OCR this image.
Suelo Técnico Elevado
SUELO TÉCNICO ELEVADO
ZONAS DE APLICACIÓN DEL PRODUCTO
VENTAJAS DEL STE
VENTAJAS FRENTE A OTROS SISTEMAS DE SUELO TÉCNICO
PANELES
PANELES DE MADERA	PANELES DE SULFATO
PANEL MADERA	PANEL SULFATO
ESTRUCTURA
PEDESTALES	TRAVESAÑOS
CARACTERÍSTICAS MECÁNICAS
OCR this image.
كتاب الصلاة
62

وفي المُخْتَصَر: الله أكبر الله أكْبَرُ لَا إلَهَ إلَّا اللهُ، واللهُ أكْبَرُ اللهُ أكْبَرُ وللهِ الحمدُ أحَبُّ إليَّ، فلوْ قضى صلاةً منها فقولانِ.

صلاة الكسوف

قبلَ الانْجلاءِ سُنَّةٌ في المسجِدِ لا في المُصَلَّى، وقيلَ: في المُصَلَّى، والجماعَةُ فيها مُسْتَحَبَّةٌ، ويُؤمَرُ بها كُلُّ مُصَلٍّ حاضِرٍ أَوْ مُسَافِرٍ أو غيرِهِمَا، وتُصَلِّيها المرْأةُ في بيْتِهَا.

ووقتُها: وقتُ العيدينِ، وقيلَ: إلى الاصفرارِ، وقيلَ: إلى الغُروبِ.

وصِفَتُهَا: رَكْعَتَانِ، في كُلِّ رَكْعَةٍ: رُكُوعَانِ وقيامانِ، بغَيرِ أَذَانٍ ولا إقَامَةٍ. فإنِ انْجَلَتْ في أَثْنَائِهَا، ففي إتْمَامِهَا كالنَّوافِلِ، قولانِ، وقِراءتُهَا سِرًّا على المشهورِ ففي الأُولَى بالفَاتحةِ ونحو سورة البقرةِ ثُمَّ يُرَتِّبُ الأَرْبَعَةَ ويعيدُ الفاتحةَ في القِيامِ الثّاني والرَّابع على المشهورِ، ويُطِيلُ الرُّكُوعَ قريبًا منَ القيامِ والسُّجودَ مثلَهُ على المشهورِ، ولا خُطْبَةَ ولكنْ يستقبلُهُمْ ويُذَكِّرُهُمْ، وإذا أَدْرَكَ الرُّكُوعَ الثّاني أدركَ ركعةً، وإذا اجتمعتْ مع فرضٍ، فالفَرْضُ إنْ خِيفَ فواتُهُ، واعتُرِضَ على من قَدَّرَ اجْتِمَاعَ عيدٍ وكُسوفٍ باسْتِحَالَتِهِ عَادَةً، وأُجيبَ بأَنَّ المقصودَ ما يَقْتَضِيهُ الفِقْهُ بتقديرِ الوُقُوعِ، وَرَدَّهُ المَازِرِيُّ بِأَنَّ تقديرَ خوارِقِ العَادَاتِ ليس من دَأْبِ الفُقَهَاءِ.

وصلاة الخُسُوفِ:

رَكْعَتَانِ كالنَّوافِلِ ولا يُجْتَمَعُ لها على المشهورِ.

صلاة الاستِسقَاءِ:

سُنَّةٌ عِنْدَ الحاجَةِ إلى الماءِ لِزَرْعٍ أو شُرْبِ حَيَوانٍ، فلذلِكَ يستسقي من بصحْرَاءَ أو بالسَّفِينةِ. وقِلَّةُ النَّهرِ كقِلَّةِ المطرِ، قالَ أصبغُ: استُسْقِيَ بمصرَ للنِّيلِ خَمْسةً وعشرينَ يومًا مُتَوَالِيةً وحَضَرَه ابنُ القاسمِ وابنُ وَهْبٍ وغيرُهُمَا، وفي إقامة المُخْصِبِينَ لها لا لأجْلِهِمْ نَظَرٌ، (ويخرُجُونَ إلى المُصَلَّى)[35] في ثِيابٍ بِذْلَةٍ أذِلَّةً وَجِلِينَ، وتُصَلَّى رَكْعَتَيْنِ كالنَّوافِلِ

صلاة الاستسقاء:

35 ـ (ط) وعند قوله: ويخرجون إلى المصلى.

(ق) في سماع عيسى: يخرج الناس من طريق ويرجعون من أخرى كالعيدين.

**TASK BRIEF**. Return what is listed above, exactly and completely.

**THE OUTPUT**.
OCR this image.
Suelo Técnico Elevado
SUELO TÉCNICO ELEVADO
ZONAS DE APLICACIÓN DEL PRODUCTO
VENTAJAS DEL STE
VENTAJAS FRENTE A OTROS SISTEMAS DE SUELO TÉCNICO
PANELES
PANELES DE MADERA	PANELES DE SULFATO
PANEL MADERA	PANEL SULFATO
ESTRUCTURA
PEDESTALES	TRAVESAÑOS
CARACTERÍSTICAS MECÁNICAS
OCR this image.
كتاب الصلاة
62

وفي المُخْتَصَر: الله أكبر الله أكْبَرُ لَا إلَهَ إلَّا اللهُ، واللهُ أكْبَرُ اللهُ أكْبَرُ وللهِ الحمدُ أحَبُّ إليَّ، فلوْ قضى صلاةً منها فقولانِ.

صلاة الكسوف

قبلَ الانْجلاءِ سُنَّةٌ في المسجِدِ لا في المُصَلَّى، وقيلَ: في المُصَلَّى، والجماعَةُ فيها مُسْتَحَبَّةٌ، ويُؤمَرُ بها كُلُّ مُصَلٍّ حاضِرٍ أَوْ مُسَافِرٍ أو غيرِهِمَا، وتُصَلِّيها المرْأةُ في بيْتِهَا.

ووقتُها: وقتُ العيدينِ، وقيلَ: إلى الاصفرارِ، وقيلَ: إلى الغُروبِ.

وصِفَتُهَا: رَكْعَتَانِ، في كُلِّ رَكْعَةٍ: رُكُوعَانِ وقيامانِ، بغَيرِ أَذَانٍ ولا إقَامَةٍ. فإنِ انْجَلَتْ في أَثْنَائِهَا، ففي إتْمَامِهَا كالنَّوافِلِ، قولانِ، وقِراءتُهَا سِرًّا على المشهورِ ففي الأُولَى بالفَاتحةِ ونحو سورة البقرةِ ثُمَّ يُرَتِّبُ الأَرْبَعَةَ ويعيدُ الفاتحةَ في القِيامِ الثّاني والرَّابع على المشهورِ، ويُطِيلُ الرُّكُوعَ قريبًا منَ القيامِ والسُّجودَ مثلَهُ على المشهورِ، ولا خُطْبَةَ ولكنْ يستقبلُهُمْ ويُذَكِّرُهُمْ، وإذا أَدْرَكَ الرُّكُوعَ الثّاني أدركَ ركعةً، وإذا اجتمعتْ مع فرضٍ، فالفَرْضُ إنْ خِيفَ فواتُهُ، واعتُرِضَ على من قَدَّرَ اجْتِمَاعَ عيدٍ وكُسوفٍ باسْتِحَالَتِهِ عَادَةً، وأُجيبَ بأَنَّ المقصودَ ما يَقْتَضِيهُ الفِقْهُ بتقديرِ الوُقُوعِ، وَرَدَّهُ المَازِرِيُّ بِأَنَّ تقديرَ خوارِقِ العَادَاتِ ليس من دَأْبِ الفُقَهَاءِ.

وصلاة الخُسُوفِ:

رَكْعَتَانِ كالنَّوافِلِ ولا يُجْتَمَعُ لها على المشهورِ.

صلاة الاستِسقَاءِ:

سُنَّةٌ عِنْدَ الحاجَةِ إلى الماءِ لِزَرْعٍ أو شُرْبِ حَيَوانٍ، فلذلِكَ يستسقي من بصحْرَاءَ أو بالسَّفِينةِ. وقِلَّةُ النَّهرِ كقِلَّةِ المطرِ، قالَ أصبغُ: استُسْقِيَ بمصرَ للنِّيلِ خَمْسةً وعشرينَ يومًا مُتَوَالِيةً وحَضَرَه ابنُ القاسمِ وابنُ وَهْبٍ وغيرُهُمَا، وفي إقامة المُخْصِبِينَ لها لا لأجْلِهِمْ نَظَرٌ، (ويخرُجُونَ إلى المُصَلَّى)[35] في ثِيابٍ بِذْلَةٍ أذِلَّةً وَجِلِينَ، وتُصَلَّى رَكْعَتَيْنِ كالنَّوافِلِ

صلاة الاستسقاء:

35 ـ (ط) وعند قوله: ويخرجون إلى المصلى.

(ق) في سماع عيسى: يخرج الناس من طريق ويرجعون من أخرى كالعيدين.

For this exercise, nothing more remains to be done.